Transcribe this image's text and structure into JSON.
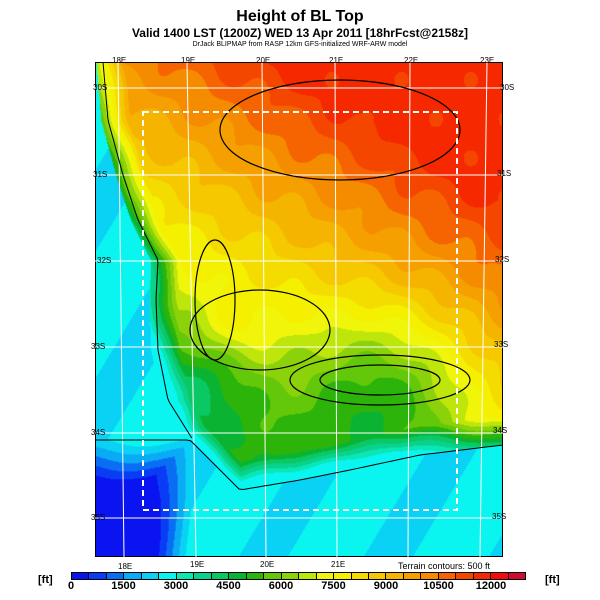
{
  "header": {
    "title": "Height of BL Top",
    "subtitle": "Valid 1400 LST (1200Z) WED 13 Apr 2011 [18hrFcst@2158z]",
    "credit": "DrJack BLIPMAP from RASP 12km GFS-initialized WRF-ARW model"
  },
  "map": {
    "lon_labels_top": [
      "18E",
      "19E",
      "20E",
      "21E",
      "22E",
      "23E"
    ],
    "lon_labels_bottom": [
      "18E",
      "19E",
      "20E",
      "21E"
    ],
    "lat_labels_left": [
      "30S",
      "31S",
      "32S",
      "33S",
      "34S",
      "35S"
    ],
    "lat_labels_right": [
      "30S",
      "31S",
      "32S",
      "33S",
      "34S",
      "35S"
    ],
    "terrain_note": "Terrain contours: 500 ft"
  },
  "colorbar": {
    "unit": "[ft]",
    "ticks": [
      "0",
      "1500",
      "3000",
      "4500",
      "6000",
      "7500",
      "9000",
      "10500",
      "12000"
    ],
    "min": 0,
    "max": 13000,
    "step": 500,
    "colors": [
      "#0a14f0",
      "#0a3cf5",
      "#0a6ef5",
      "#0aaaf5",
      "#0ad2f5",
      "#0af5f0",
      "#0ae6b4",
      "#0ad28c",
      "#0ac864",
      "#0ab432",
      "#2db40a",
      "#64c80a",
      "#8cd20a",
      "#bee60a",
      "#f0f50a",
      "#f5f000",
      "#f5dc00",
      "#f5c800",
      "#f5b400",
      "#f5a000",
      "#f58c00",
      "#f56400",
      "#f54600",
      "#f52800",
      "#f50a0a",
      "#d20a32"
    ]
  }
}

---

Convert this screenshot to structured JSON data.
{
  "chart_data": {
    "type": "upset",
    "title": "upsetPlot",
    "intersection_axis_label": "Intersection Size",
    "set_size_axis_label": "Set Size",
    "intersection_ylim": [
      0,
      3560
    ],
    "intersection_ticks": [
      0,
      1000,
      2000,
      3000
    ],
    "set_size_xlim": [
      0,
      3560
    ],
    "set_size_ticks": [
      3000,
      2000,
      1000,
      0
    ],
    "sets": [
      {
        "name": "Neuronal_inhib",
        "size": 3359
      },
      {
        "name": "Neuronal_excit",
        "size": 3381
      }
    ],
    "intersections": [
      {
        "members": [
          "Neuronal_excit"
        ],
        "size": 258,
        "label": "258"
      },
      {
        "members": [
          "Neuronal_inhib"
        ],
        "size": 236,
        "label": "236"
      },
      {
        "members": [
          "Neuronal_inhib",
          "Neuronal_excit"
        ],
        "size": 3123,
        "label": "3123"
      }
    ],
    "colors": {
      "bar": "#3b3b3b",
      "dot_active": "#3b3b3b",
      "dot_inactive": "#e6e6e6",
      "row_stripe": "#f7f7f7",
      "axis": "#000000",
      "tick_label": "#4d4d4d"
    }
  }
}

--

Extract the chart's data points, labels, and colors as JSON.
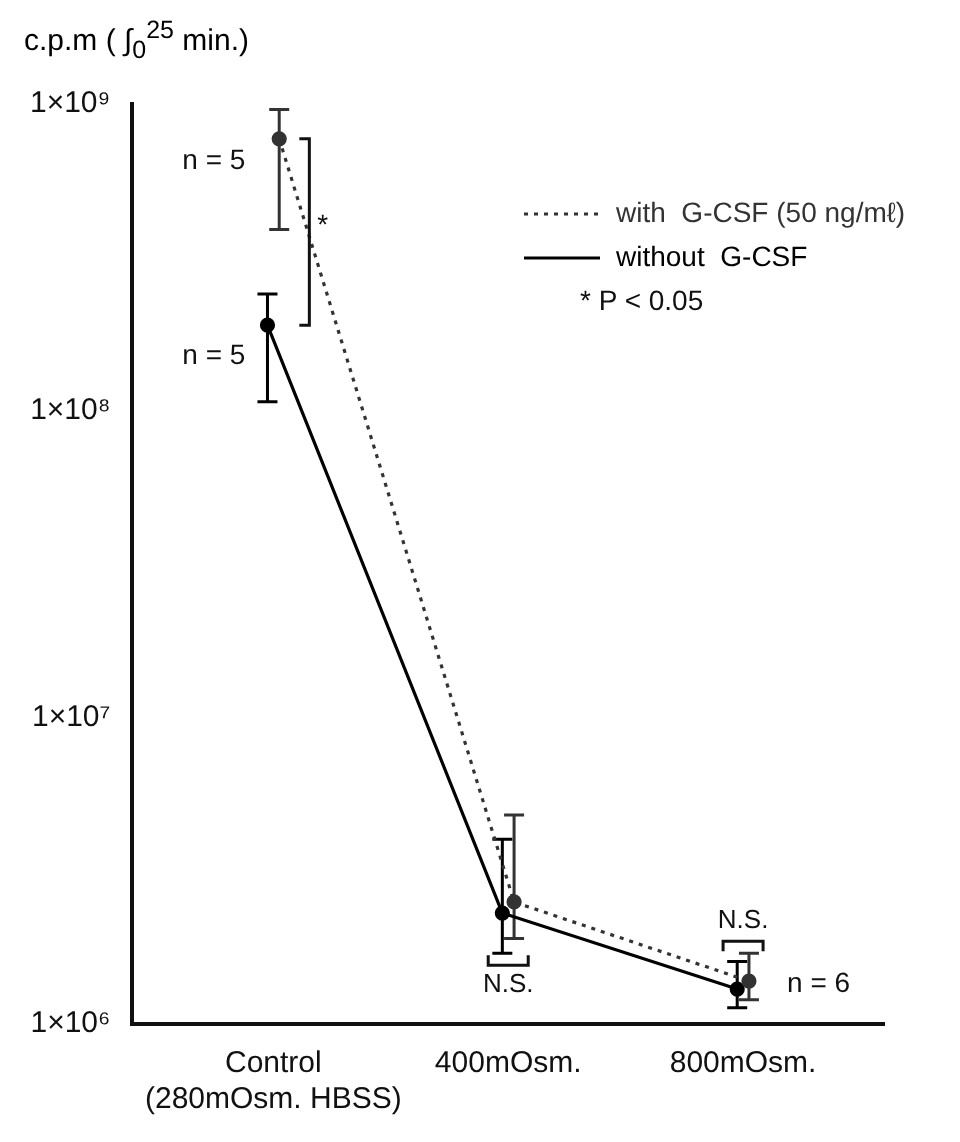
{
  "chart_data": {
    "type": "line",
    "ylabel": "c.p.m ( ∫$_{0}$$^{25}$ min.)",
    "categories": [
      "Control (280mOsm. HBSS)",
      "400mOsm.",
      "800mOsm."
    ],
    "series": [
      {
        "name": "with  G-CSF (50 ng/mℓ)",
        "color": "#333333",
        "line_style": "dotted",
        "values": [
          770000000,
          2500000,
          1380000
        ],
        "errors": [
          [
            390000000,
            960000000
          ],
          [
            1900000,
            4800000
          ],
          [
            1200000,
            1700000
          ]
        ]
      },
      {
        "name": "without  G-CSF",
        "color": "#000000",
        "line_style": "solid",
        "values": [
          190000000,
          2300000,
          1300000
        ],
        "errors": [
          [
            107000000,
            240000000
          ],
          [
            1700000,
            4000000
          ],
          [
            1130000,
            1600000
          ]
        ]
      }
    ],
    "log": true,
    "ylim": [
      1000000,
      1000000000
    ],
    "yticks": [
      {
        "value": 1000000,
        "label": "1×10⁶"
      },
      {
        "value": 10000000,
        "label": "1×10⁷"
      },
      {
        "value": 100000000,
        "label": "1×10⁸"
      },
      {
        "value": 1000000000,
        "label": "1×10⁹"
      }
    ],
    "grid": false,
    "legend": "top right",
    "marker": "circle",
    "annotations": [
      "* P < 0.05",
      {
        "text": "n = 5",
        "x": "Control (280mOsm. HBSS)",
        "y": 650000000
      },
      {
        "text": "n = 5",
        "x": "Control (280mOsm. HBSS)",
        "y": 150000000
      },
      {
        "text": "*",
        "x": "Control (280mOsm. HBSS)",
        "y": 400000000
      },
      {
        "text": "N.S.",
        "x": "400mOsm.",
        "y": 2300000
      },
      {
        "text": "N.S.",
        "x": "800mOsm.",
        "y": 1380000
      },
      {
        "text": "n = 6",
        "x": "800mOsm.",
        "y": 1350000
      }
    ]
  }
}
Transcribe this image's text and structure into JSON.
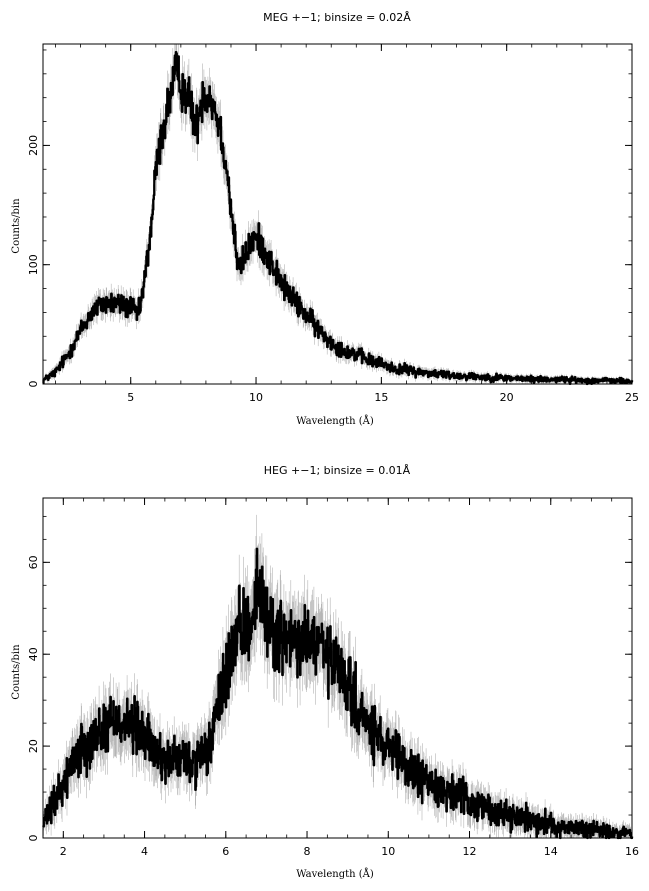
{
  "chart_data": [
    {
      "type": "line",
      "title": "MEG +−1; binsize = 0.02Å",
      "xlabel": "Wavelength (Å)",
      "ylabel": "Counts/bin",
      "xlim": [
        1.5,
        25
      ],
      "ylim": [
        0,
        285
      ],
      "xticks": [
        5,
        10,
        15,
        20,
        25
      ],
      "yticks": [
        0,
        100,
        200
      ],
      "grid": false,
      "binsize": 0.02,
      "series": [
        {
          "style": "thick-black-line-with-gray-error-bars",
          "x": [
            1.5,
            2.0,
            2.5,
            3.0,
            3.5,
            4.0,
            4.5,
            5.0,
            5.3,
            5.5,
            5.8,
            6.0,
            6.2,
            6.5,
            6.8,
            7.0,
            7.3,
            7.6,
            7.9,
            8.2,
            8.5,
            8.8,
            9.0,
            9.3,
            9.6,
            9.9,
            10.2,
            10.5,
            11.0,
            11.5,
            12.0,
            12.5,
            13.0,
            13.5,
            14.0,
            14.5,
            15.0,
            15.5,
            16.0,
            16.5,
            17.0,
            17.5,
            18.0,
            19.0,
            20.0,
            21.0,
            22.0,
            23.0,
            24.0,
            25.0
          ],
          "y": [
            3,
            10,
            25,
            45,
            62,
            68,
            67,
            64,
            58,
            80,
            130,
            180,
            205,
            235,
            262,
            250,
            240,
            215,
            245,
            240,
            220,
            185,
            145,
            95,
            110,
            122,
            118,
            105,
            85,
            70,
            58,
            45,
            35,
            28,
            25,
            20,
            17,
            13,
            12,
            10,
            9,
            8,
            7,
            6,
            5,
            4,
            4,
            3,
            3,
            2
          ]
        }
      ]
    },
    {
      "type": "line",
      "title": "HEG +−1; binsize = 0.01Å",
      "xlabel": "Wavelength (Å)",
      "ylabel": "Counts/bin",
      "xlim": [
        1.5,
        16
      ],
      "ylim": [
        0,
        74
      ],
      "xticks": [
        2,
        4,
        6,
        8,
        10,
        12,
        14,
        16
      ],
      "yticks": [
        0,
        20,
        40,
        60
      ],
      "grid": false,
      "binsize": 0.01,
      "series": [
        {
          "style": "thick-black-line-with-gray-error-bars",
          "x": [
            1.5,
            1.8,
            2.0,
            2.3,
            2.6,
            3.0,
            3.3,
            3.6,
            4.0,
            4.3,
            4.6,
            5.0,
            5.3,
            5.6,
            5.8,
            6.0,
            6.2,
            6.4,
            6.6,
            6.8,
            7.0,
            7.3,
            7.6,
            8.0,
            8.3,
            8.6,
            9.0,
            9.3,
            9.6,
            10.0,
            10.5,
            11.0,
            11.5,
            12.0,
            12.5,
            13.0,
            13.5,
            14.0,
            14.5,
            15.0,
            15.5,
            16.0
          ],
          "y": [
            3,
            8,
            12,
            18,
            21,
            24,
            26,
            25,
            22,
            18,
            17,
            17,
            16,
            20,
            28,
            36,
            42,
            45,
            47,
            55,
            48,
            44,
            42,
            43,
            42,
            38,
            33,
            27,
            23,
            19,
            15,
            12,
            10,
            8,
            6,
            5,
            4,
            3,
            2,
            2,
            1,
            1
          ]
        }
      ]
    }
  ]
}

Written task: Copy out each line of the records where the string "JSON" appears.

Answer to this task:
Transcribe this image's text and structure into JSON.
Convert this screenshot to structured JSON data.
Extract the chart's data points, labels, and colors as JSON.
Transcribe this image's text and structure into JSON.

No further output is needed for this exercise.